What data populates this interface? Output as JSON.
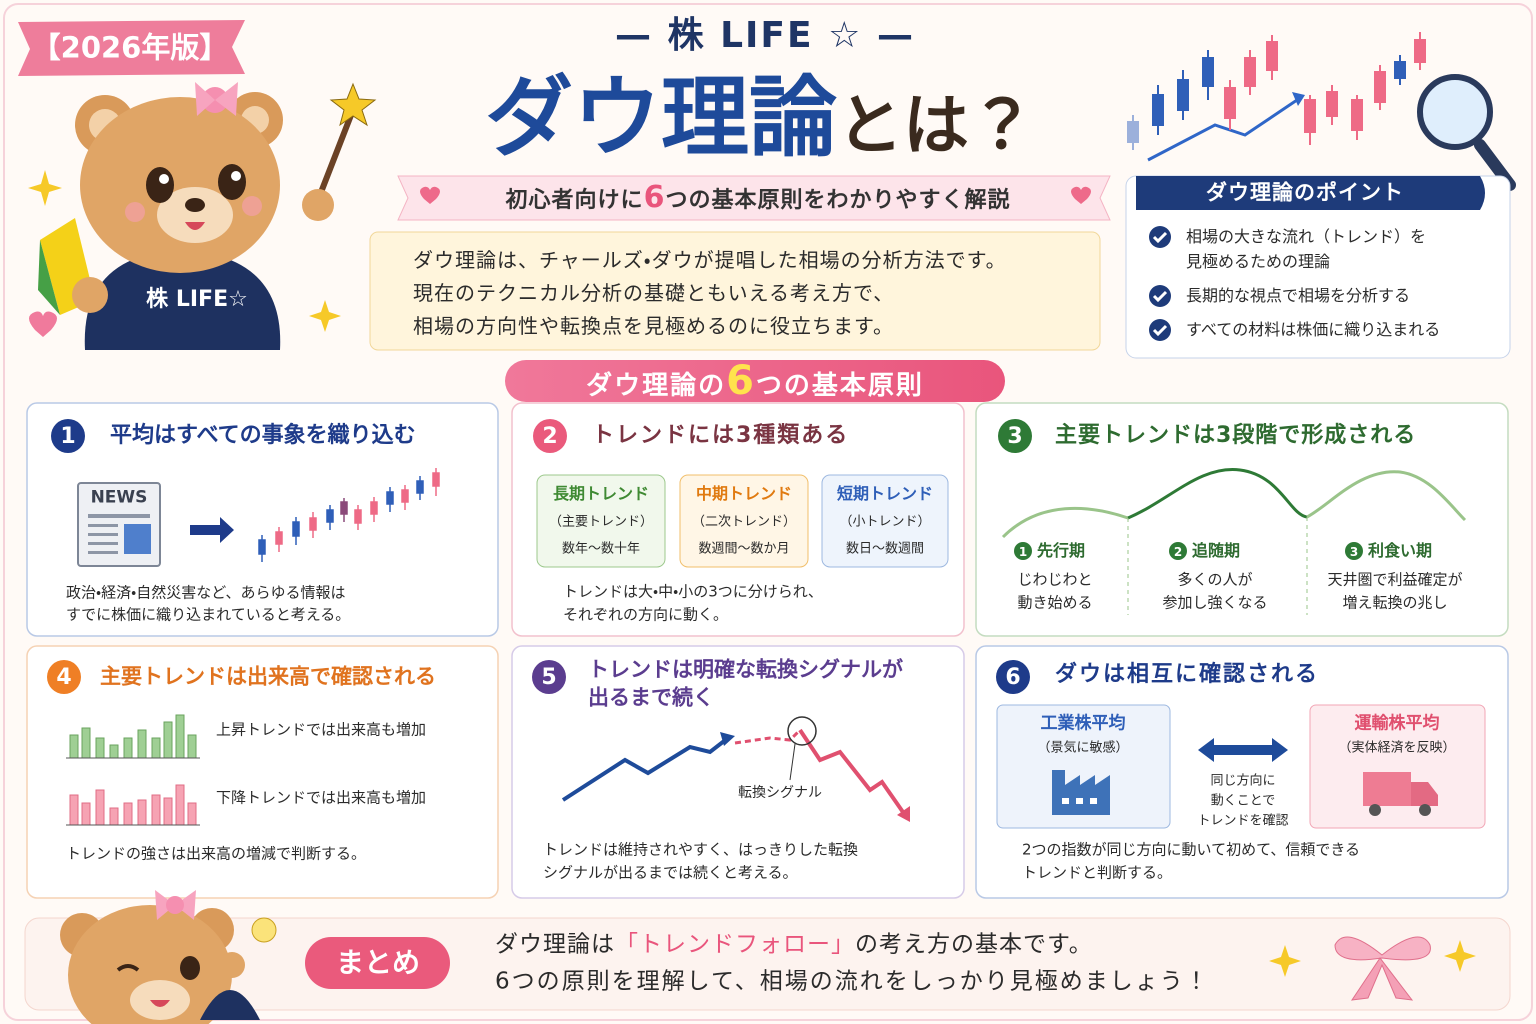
{
  "header": {
    "badge": "【2026年版】",
    "brand": "— 株 LIFE ☆ —",
    "title": "ダウ理論",
    "title_suffix": "とは？",
    "subtitle": {
      "before": "初心者向けに",
      "number": "6",
      "after": "つの基本原則をわかりやすく解説"
    },
    "intro": [
      "ダウ理論は、チャールズ・ダウが提唱した相場の分析方法です。",
      "現在のテクニカル分析の基礎ともいえる考え方で、",
      "相場の方向性や転換点を見極めるのに役立ちます。"
    ],
    "mascot_label": "株 LIFE☆"
  },
  "points": {
    "title": "ダウ理論のポイント",
    "items": [
      [
        "相場の大きな流れ（トレンド）を",
        "見極めるための理論"
      ],
      [
        "長期的な視点で相場を分析する"
      ],
      [
        "すべての材料は株価に織り込まれる"
      ]
    ]
  },
  "principles_heading": {
    "before": "ダウ理論の",
    "number": "6",
    "after": "つの基本原則"
  },
  "sections": [
    {
      "number": "1",
      "title": "平均はすべての事象を織り込む",
      "icon_label": "NEWS",
      "text": [
        "政治・経済・自然災害など、あらゆる情報は",
        "すでに株価に織り込まれていると考える。"
      ]
    },
    {
      "number": "2",
      "title": "トレンドには3種類ある",
      "trends": [
        {
          "name": "長期トレンド",
          "alias": "（主要トレンド）",
          "period": "数年〜数十年"
        },
        {
          "name": "中期トレンド",
          "alias": "（二次トレンド）",
          "period": "数週間〜数か月"
        },
        {
          "name": "短期トレンド",
          "alias": "（小トレンド）",
          "period": "数日〜数週間"
        }
      ],
      "text": [
        "トレンドは大・中・小の3つに分けられ、",
        "それぞれの方向に動く。"
      ]
    },
    {
      "number": "3",
      "title": "主要トレンドは3段階で形成される",
      "phases": [
        {
          "number": "1",
          "name": "先行期",
          "desc": [
            "じわじわと",
            "動き始める"
          ]
        },
        {
          "number": "2",
          "name": "追随期",
          "desc": [
            "多くの人が",
            "参加し強くなる"
          ]
        },
        {
          "number": "3",
          "name": "利食い期",
          "desc": [
            "天井圏で利益確定が",
            "増え転換の兆し"
          ]
        }
      ]
    },
    {
      "number": "4",
      "title": "主要トレンドは出来高で確認される",
      "rows": [
        "上昇トレンドでは出来高も増加",
        "下降トレンドでは出来高も増加"
      ],
      "text": [
        "トレンドの強さは出来高の増減で判断する。"
      ]
    },
    {
      "number": "5",
      "title": [
        "トレンドは明確な転換シグナルが",
        "出るまで続く"
      ],
      "signal_label": "転換シグナル",
      "text": [
        "トレンドは維持されやすく、はっきりした転換",
        "シグナルが出るまでは続くと考える。"
      ]
    },
    {
      "number": "6",
      "title": "ダウは相互に確認される",
      "indices": [
        {
          "name": "工業株平均",
          "note": "（景気に敏感）"
        },
        {
          "name": "運輸株平均",
          "note": "（実体経済を反映）"
        }
      ],
      "link": [
        "同じ方向に",
        "動くことで",
        "トレンドを確認"
      ],
      "text": [
        "2つの指数が同じ方向に動いて初めて、信頼できる",
        "トレンドと判断する。"
      ]
    }
  ],
  "summary": {
    "label": "まとめ",
    "line1": [
      "ダウ理論は",
      "「トレンドフォロー」",
      "の考え方の基本です。"
    ],
    "line2": "6つの原則を理解して、相場の流れをしっかり見極めましょう！"
  }
}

▸ REQUIRED WORK
Copy the material exactly. Do not include the pictures.

▸ ANSWER BELOW
What data populates this interface? Output as JSON.
{
  "header": {
    "badge": "【2026年版】",
    "brand": "— 株 LIFE ☆ —",
    "title": "ダウ理論",
    "title_suffix": "とは？",
    "subtitle": {
      "before": "初心者向けに",
      "number": "6",
      "after": "つの基本原則をわかりやすく解説"
    },
    "intro": [
      "ダウ理論は、チャールズ・ダウが提唱した相場の分析方法です。",
      "現在のテクニカル分析の基礎ともいえる考え方で、",
      "相場の方向性や転換点を見極めるのに役立ちます。"
    ],
    "mascot_label": "株 LIFE☆"
  },
  "points": {
    "title": "ダウ理論のポイント",
    "items": [
      [
        "相場の大きな流れ（トレンド）を",
        "見極めるための理論"
      ],
      [
        "長期的な視点で相場を分析する"
      ],
      [
        "すべての材料は株価に織り込まれる"
      ]
    ]
  },
  "principles_heading": {
    "before": "ダウ理論の",
    "number": "6",
    "after": "つの基本原則"
  },
  "sections": [
    {
      "number": "1",
      "title": "平均はすべての事象を織り込む",
      "icon_label": "NEWS",
      "text": [
        "政治・経済・自然災害など、あらゆる情報は",
        "すでに株価に織り込まれていると考える。"
      ]
    },
    {
      "number": "2",
      "title": "トレンドには3種類ある",
      "trends": [
        {
          "name": "長期トレンド",
          "alias": "（主要トレンド）",
          "period": "数年〜数十年"
        },
        {
          "name": "中期トレンド",
          "alias": "（二次トレンド）",
          "period": "数週間〜数か月"
        },
        {
          "name": "短期トレンド",
          "alias": "（小トレンド）",
          "period": "数日〜数週間"
        }
      ],
      "text": [
        "トレンドは大・中・小の3つに分けられ、",
        "それぞれの方向に動く。"
      ]
    },
    {
      "number": "3",
      "title": "主要トレンドは3段階で形成される",
      "phases": [
        {
          "number": "1",
          "name": "先行期",
          "desc": [
            "じわじわと",
            "動き始める"
          ]
        },
        {
          "number": "2",
          "name": "追随期",
          "desc": [
            "多くの人が",
            "参加し強くなる"
          ]
        },
        {
          "number": "3",
          "name": "利食い期",
          "desc": [
            "天井圏で利益確定が",
            "増え転換の兆し"
          ]
        }
      ]
    },
    {
      "number": "4",
      "title": "主要トレンドは出来高で確認される",
      "rows": [
        "上昇トレンドでは出来高も増加",
        "下降トレンドでは出来高も増加"
      ],
      "text": [
        "トレンドの強さは出来高の増減で判断する。"
      ]
    },
    {
      "number": "5",
      "title": [
        "トレンドは明確な転換シグナルが",
        "出るまで続く"
      ],
      "signal_label": "転換シグナル",
      "text": [
        "トレンドは維持されやすく、はっきりした転換",
        "シグナルが出るまでは続くと考える。"
      ]
    },
    {
      "number": "6",
      "title": "ダウは相互に確認される",
      "indices": [
        {
          "name": "工業株平均",
          "note": "（景気に敏感）"
        },
        {
          "name": "運輸株平均",
          "note": "（実体経済を反映）"
        }
      ],
      "link": [
        "同じ方向に",
        "動くことで",
        "トレンドを確認"
      ],
      "text": [
        "2つの指数が同じ方向に動いて初めて、信頼できる",
        "トレンドと判断する。"
      ]
    }
  ],
  "summary": {
    "label": "まとめ",
    "line1": [
      "ダウ理論は",
      "「トレンドフォロー」",
      "の考え方の基本です。"
    ],
    "line2": "6つの原則を理解して、相場の流れをしっかり見極めましょう！"
  }
}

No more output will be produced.